── Provided records ──

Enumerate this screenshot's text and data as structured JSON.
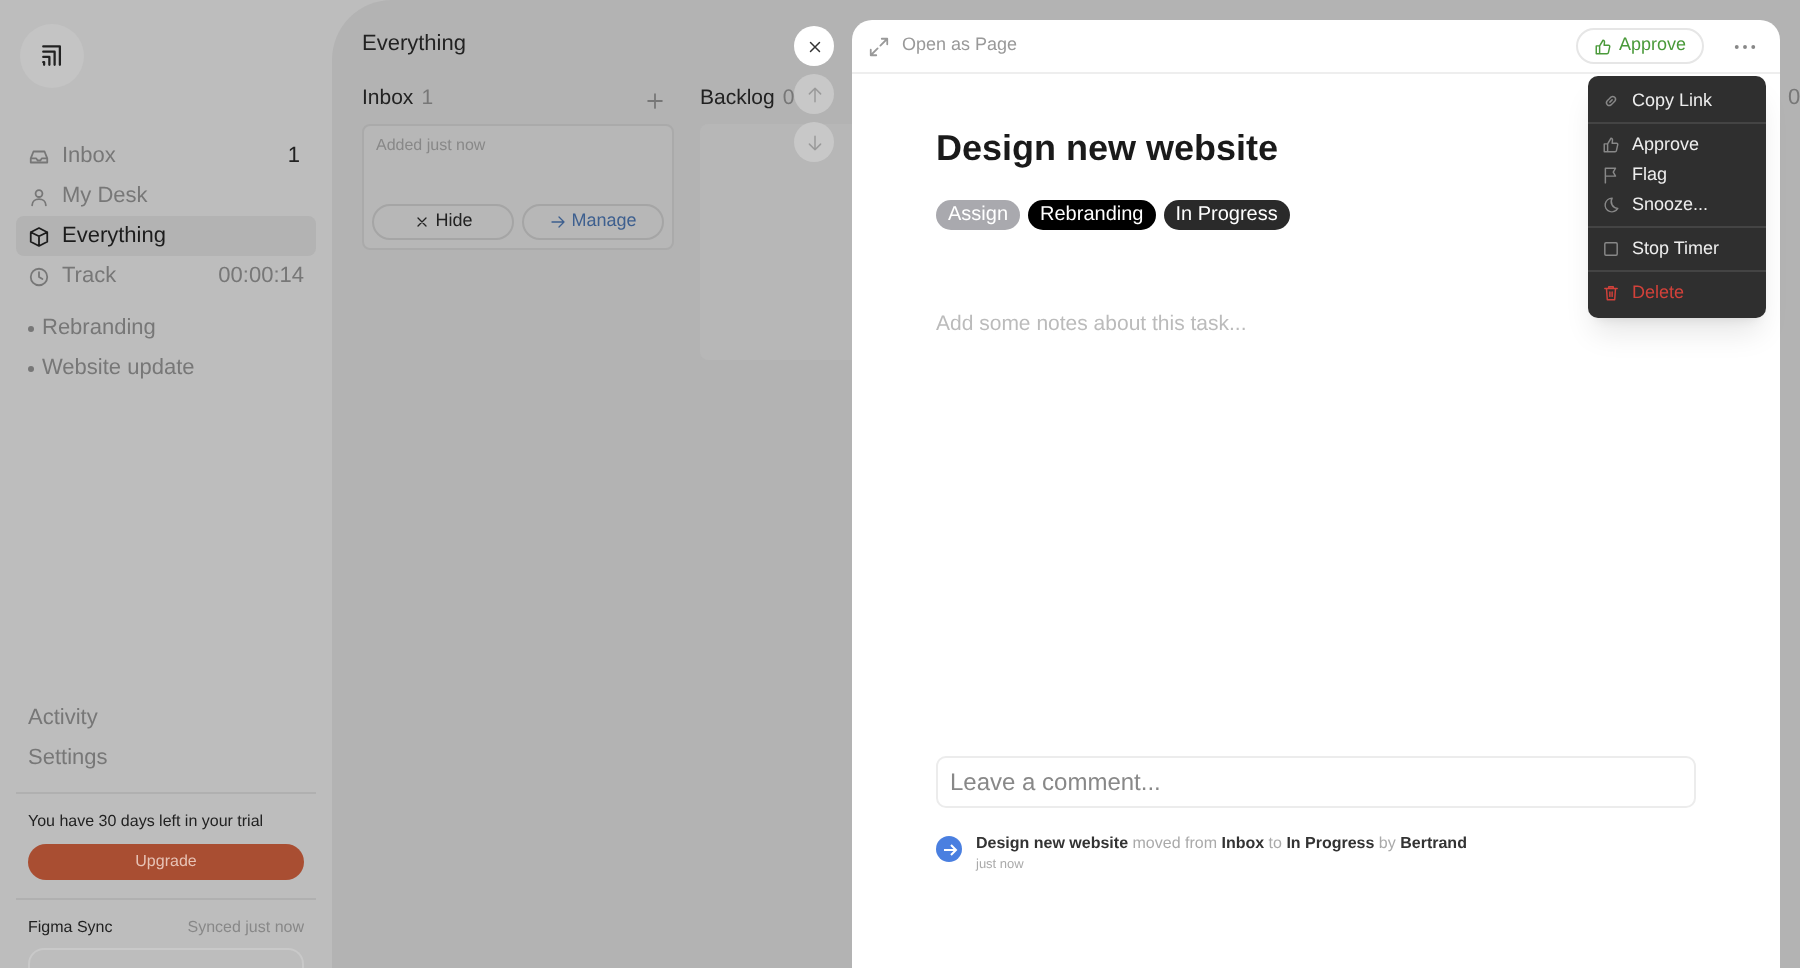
{
  "sidebar": {
    "nav": [
      {
        "label": "Inbox",
        "badge": "1",
        "selected": false
      },
      {
        "label": "My Desk",
        "selected": false
      },
      {
        "label": "Everything",
        "selected": true
      },
      {
        "label": "Track",
        "badge": "00:00:14",
        "selected": false
      }
    ],
    "projects": [
      "Rebranding",
      "Website update"
    ],
    "footer_links": [
      "Activity",
      "Settings"
    ],
    "trial": {
      "text": "You have 30 days left in your trial",
      "button": "Upgrade"
    },
    "sync": {
      "label": "Figma Sync",
      "status": "Synced just now"
    }
  },
  "board": {
    "title": "Everything",
    "columns": [
      {
        "name": "Inbox",
        "count": "1",
        "cards": [
          {
            "meta": "Added just now",
            "actions": [
              "Hide",
              "Manage"
            ]
          }
        ]
      },
      {
        "name": "Backlog",
        "count": "0"
      }
    ],
    "column_3_count": "0"
  },
  "task": {
    "open_label": "Open as Page",
    "approve": "Approve",
    "title": "Design new website",
    "tags": [
      {
        "label": "Assign",
        "kind": "placeholder"
      },
      {
        "label": "Rebranding",
        "kind": "project"
      },
      {
        "label": "In Progress",
        "kind": "status"
      }
    ],
    "notes_placeholder": "Add some notes about this task...",
    "comment_placeholder": "Leave a comment...",
    "activity": [
      {
        "text": "**Design new website** moved from **Inbox** to **In Progress** by **Bertrand**",
        "time": "just now"
      }
    ]
  },
  "menu": {
    "groups": [
      [
        {
          "label": "Copy Link",
          "kind": "normal"
        }
      ],
      [
        {
          "label": "Approve",
          "kind": "normal"
        },
        {
          "label": "Flag",
          "kind": "normal"
        },
        {
          "label": "Snooze...",
          "kind": "normal"
        }
      ],
      [
        {
          "label": "Stop Timer",
          "kind": "normal"
        }
      ],
      [
        {
          "label": "Delete",
          "kind": "danger"
        }
      ]
    ]
  }
}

───

Exclude the images and reproduce the remaining data exactly.

Result:
Enumerate this screenshot's text and data as structured JSON.
{
  "sidebar": {
    "nav": [
      {
        "label": "Inbox",
        "badge": "1",
        "selected": false
      },
      {
        "label": "My Desk",
        "selected": false
      },
      {
        "label": "Everything",
        "selected": true
      },
      {
        "label": "Track",
        "badge": "00:00:14",
        "selected": false
      }
    ],
    "projects": [
      "Rebranding",
      "Website update"
    ],
    "footer_links": [
      "Activity",
      "Settings"
    ],
    "trial": {
      "text": "You have 30 days left in your trial",
      "button": "Upgrade"
    },
    "sync": {
      "label": "Figma Sync",
      "status": "Synced just now"
    }
  },
  "board": {
    "title": "Everything",
    "columns": [
      {
        "name": "Inbox",
        "count": "1",
        "cards": [
          {
            "meta": "Added just now",
            "actions": [
              "Hide",
              "Manage"
            ]
          }
        ]
      },
      {
        "name": "Backlog",
        "count": "0"
      }
    ],
    "column_3_count": "0"
  },
  "task": {
    "open_label": "Open as Page",
    "approve": "Approve",
    "title": "Design new website",
    "tags": [
      {
        "label": "Assign",
        "kind": "placeholder"
      },
      {
        "label": "Rebranding",
        "kind": "project"
      },
      {
        "label": "In Progress",
        "kind": "status"
      }
    ],
    "notes_placeholder": "Add some notes about this task...",
    "comment_placeholder": "Leave a comment...",
    "activity": [
      {
        "text": "**Design new website** moved from **Inbox** to **In Progress** by **Bertrand**",
        "time": "just now"
      }
    ]
  },
  "menu": {
    "groups": [
      [
        {
          "label": "Copy Link",
          "kind": "normal"
        }
      ],
      [
        {
          "label": "Approve",
          "kind": "normal"
        },
        {
          "label": "Flag",
          "kind": "normal"
        },
        {
          "label": "Snooze...",
          "kind": "normal"
        }
      ],
      [
        {
          "label": "Stop Timer",
          "kind": "normal"
        }
      ],
      [
        {
          "label": "Delete",
          "kind": "danger"
        }
      ]
    ]
  }
}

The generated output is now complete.